** Start **

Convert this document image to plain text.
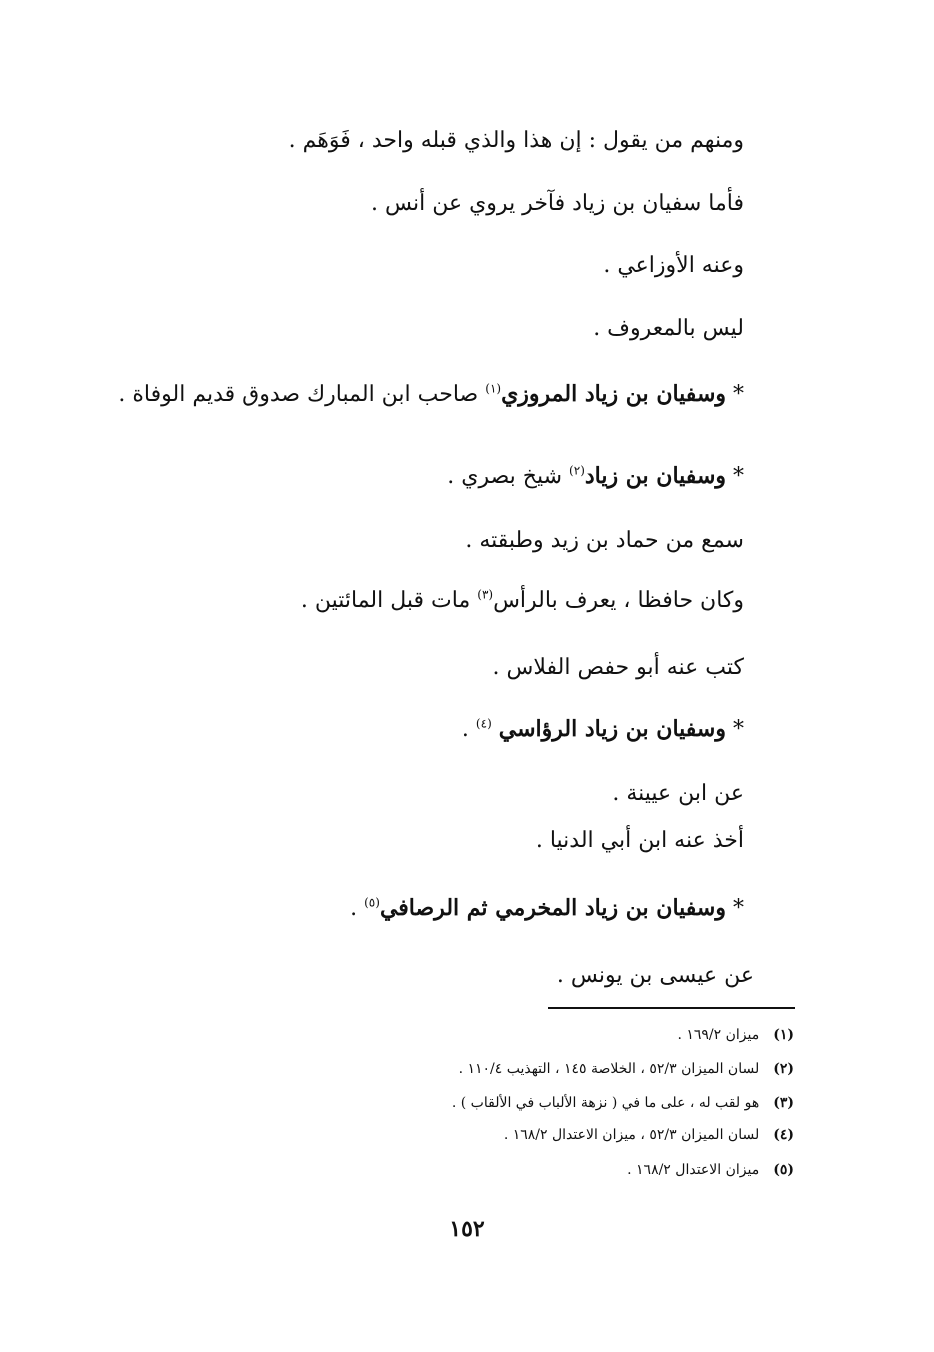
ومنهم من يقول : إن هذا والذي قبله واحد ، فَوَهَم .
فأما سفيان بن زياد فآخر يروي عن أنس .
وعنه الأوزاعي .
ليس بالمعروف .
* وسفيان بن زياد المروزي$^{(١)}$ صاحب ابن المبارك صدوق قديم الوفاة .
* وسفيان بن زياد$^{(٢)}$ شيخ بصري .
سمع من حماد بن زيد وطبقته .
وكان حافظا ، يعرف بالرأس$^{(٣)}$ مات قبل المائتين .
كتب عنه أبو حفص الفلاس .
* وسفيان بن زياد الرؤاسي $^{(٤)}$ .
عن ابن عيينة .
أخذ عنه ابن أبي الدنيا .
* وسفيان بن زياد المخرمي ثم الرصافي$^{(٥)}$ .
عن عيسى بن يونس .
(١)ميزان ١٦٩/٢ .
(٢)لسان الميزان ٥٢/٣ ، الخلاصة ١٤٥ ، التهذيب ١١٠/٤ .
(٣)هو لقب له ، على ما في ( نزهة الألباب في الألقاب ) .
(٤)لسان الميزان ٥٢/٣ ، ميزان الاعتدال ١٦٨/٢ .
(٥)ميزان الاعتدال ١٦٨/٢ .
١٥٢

** End **
** Start **

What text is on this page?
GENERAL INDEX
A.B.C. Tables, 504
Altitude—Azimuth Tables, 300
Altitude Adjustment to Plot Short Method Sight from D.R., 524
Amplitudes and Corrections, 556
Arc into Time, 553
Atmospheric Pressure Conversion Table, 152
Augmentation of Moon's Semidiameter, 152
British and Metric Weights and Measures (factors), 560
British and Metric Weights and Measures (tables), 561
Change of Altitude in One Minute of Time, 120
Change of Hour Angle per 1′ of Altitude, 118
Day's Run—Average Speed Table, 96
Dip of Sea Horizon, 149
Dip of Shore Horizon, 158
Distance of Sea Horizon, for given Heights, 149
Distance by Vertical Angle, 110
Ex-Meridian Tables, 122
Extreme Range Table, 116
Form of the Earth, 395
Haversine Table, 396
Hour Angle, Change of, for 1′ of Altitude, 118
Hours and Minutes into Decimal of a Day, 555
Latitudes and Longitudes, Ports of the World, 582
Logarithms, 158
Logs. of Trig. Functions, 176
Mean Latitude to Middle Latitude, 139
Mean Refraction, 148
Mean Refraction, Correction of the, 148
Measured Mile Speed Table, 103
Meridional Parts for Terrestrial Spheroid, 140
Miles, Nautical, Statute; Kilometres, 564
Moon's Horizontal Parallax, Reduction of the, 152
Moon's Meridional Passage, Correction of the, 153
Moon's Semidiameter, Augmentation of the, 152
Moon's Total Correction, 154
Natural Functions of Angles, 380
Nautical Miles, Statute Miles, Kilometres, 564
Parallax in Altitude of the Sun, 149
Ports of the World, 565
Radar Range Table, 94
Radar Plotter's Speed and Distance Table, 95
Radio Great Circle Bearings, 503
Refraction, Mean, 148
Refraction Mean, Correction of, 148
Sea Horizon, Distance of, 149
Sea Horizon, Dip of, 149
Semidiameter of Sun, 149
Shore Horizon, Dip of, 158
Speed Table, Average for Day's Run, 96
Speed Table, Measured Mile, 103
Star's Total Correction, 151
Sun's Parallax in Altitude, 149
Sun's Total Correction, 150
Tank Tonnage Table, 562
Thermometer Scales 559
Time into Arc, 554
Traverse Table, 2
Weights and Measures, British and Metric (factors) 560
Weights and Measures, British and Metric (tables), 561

** End **

**Exercise prompt**
Search the preceding listing for the word "Nautical" and pull out every line that holds it.

**Worked solution**
Miles, Nautical, Statute; Kilometres, 564
Nautical Miles, Statute Miles, Kilometres, 564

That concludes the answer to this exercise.